To be done ::
Where the word "sous" occurs in a line, return that line.

Stored data entries ::

= = =

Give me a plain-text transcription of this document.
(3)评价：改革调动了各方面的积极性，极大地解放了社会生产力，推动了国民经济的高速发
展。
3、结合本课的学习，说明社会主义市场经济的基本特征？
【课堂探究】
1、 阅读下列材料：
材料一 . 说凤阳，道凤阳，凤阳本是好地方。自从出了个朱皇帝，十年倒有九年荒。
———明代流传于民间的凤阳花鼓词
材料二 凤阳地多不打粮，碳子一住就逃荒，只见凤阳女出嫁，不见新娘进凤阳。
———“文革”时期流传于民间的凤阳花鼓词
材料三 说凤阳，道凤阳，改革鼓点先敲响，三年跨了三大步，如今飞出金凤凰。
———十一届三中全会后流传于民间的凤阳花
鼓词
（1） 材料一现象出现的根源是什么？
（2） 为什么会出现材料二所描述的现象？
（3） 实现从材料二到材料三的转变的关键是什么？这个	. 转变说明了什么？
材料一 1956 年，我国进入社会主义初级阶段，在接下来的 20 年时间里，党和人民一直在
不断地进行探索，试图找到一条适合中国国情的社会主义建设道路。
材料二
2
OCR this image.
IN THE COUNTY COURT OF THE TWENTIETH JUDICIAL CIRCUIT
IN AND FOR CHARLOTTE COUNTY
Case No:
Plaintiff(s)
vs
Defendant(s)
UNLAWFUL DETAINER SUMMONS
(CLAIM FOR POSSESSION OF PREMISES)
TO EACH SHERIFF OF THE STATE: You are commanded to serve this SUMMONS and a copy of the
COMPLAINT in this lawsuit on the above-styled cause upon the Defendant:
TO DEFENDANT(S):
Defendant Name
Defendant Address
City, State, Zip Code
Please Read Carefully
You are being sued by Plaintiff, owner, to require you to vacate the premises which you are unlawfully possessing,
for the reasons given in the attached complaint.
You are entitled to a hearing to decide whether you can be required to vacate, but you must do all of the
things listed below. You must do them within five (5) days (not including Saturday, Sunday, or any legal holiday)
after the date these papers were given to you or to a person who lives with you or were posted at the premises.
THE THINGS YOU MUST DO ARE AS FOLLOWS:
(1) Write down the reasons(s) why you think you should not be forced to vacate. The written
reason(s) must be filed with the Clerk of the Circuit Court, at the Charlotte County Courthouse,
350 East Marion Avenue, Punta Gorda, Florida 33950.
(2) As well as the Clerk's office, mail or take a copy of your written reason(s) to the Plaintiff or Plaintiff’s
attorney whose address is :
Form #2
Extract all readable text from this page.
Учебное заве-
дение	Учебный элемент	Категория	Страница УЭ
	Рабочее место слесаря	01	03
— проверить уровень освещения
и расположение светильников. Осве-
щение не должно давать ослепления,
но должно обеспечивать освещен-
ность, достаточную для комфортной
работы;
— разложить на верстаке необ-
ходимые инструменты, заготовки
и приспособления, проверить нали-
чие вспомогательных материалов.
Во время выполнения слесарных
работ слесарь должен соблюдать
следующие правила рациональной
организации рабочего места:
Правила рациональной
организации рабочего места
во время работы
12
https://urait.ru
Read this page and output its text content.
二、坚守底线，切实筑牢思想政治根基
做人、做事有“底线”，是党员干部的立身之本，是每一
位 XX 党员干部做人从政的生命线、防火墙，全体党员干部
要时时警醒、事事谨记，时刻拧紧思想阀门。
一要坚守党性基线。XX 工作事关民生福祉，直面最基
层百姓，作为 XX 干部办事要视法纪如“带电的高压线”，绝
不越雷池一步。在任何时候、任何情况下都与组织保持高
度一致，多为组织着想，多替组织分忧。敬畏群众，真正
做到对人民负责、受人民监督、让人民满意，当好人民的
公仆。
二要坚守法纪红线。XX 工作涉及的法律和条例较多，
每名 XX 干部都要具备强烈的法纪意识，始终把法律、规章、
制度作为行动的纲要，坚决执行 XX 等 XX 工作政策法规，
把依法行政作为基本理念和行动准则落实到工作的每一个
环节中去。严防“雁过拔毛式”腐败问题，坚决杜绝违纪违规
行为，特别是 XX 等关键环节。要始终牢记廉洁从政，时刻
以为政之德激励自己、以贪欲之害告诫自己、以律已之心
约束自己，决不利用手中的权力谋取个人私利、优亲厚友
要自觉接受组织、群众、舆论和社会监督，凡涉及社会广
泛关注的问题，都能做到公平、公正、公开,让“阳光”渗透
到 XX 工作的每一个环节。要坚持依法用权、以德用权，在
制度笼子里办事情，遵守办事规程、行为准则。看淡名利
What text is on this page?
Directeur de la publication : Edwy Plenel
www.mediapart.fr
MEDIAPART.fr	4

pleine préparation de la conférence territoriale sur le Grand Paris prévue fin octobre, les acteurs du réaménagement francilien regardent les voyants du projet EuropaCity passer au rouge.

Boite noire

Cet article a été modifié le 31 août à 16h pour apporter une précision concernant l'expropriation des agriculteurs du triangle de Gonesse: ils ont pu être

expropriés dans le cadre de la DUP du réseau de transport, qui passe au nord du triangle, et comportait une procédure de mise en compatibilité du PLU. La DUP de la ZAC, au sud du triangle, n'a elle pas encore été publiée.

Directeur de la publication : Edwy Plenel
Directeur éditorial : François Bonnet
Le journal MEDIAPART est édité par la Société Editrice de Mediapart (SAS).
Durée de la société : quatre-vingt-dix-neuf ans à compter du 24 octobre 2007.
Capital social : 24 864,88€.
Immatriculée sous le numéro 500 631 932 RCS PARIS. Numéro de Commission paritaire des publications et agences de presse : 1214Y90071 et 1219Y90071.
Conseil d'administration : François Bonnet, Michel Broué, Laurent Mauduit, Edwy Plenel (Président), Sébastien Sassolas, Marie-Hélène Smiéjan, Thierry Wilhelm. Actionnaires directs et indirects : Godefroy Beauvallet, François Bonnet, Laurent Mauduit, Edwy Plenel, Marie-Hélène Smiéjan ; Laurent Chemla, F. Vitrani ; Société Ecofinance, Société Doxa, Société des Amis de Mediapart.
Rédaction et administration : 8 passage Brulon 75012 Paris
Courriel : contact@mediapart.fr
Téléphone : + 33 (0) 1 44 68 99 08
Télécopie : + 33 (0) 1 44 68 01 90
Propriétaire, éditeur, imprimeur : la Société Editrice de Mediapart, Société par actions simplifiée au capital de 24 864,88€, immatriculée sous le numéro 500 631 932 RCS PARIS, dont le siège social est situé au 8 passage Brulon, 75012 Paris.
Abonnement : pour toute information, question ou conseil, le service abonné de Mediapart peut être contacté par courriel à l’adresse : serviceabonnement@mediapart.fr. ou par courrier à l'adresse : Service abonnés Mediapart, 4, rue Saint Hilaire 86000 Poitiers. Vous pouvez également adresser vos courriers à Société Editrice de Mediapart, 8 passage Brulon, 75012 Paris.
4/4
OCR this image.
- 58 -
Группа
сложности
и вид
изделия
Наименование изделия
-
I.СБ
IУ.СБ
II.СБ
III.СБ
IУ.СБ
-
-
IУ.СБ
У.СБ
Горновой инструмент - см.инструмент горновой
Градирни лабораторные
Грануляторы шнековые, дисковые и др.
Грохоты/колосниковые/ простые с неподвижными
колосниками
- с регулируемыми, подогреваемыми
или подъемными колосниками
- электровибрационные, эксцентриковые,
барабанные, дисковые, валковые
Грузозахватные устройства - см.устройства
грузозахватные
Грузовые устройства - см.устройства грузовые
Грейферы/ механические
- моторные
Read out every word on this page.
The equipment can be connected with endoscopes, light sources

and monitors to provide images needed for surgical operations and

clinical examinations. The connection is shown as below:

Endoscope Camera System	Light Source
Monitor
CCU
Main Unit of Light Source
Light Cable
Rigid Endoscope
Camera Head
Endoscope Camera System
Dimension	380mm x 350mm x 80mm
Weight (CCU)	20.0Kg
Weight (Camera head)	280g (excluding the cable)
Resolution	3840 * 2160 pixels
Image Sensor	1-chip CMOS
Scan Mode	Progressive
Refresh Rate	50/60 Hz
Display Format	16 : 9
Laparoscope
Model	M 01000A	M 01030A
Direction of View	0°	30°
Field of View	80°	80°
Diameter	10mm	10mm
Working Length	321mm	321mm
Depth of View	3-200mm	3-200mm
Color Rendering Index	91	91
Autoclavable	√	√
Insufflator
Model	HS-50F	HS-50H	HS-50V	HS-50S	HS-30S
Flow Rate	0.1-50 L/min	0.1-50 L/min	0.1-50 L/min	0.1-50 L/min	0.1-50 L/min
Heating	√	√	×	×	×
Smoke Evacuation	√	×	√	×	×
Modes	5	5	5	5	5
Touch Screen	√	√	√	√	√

= = =

Task solution ::
Immatriculée sous le numéro 500 631 932 RCS PARIS. Numéro de Commission paritaire des publications et agences de presse : 1214Y90071 et 1219Y90071.
Propriétaire, éditeur, imprimeur : la Société Editrice de Mediapart, Société par actions simplifiée au capital de 24 864,88€, immatriculée sous le numéro 500 631 932 RCS PARIS, dont le siège social est situé au 8 passage Brulon, 75012 Paris.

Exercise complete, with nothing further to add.